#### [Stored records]
━━━━

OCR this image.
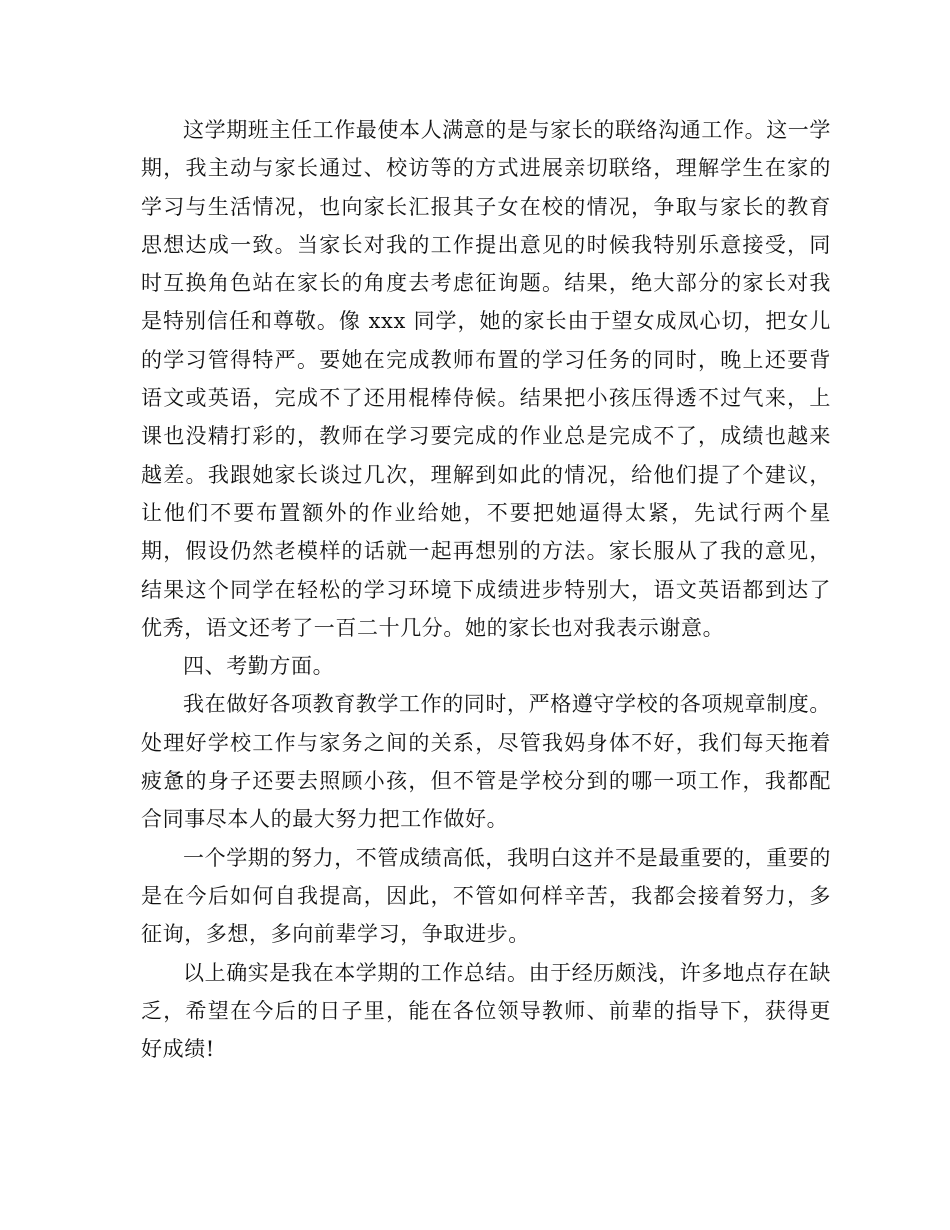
这学期班主任工作最使本人满意的是与家长的联络沟通工作。这一学期，我主动与家长通过、校访等的方式进展亲切联络，理解学生在家的学习与生活情况，也向家长汇报其子女在校的情况，争取与家长的教育思想达成一致。当家长对我的工作提出意见的时候我特别乐意接受，同时互换角色站在家长的角度去考虑征询题。结果，绝大部分的家长对我是特别信任和尊敬。像 xxx 同学，她的家长由于望女成凤心切，把女儿的学习管得特严。要她在完成教师布置的学习任务的同时，晚上还要背语文或英语，完成不了还用棍棒侍候。结果把小孩压得透不过气来，上课也没精打彩的，教师在学习要完成的作业总是完成不了，成绩也越来越差。我跟她家长谈过几次，理解到如此的情况，给他们提了个建议，让他们不要布置额外的作业给她，不要把她逼得太紧，先试行两个星期，假设仍然老模样的话就一起再想别的方法。家长服从了我的意见，结果这个同学在轻松的学习环境下成绩进步特别大，语文英语都到达了优秀，语文还考了一百二十几分。她的家长也对我表示谢意。

四、考勤方面。

我在做好各项教育教学工作的同时，严格遵守学校的各项规章制度。处理好学校工作与家务之间的关系，尽管我妈身体不好，我们每天拖着疲惫的身子还要去照顾小孩，但不管是学校分到的哪一项工作，我都配合同事尽本人的最大努力把工作做好。

一个学期的努力，不管成绩高低，我明白这并不是最重要的，重要的是在今后如何自我提高，因此，不管如何样辛苦，我都会接着努力，多征询，多想，多向前辈学习，争取进步。

以上确实是我在本学期的工作总结。由于经历颇浅，许多地点存在缺乏，希望在今后的日子里，能在各位领导教师、前辈的指导下，获得更好成绩!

━━━━

Transcribe the material exactly, keeping every word and none of the pictures.

#### [RESULT OF THE TASK]
OCR this image.
这学期班主任工作最使本人满意的是与家长的联络沟通工作。这一学期，我主动与家长通过、校访等的方式进展亲切联络，理解学生在家的学习与生活情况，也向家长汇报其子女在校的情况，争取与家长的教育思想达成一致。当家长对我的工作提出意见的时候我特别乐意接受，同时互换角色站在家长的角度去考虑征询题。结果，绝大部分的家长对我是特别信任和尊敬。像 xxx 同学，她的家长由于望女成凤心切，把女儿的学习管得特严。要她在完成教师布置的学习任务的同时，晚上还要背语文或英语，完成不了还用棍棒侍候。结果把小孩压得透不过气来，上课也没精打彩的，教师在学习要完成的作业总是完成不了，成绩也越来越差。我跟她家长谈过几次，理解到如此的情况，给他们提了个建议，让他们不要布置额外的作业给她，不要把她逼得太紧，先试行两个星期，假设仍然老模样的话就一起再想别的方法。家长服从了我的意见，结果这个同学在轻松的学习环境下成绩进步特别大，语文英语都到达了优秀，语文还考了一百二十几分。她的家长也对我表示谢意。

四、考勤方面。

我在做好各项教育教学工作的同时，严格遵守学校的各项规章制度。处理好学校工作与家务之间的关系，尽管我妈身体不好，我们每天拖着疲惫的身子还要去照顾小孩，但不管是学校分到的哪一项工作，我都配合同事尽本人的最大努力把工作做好。

一个学期的努力，不管成绩高低，我明白这并不是最重要的，重要的是在今后如何自我提高，因此，不管如何样辛苦，我都会接着努力，多征询，多想，多向前辈学习，争取进步。

以上确实是我在本学期的工作总结。由于经历颇浅，许多地点存在缺乏，希望在今后的日子里，能在各位领导教师、前辈的指导下，获得更好成绩!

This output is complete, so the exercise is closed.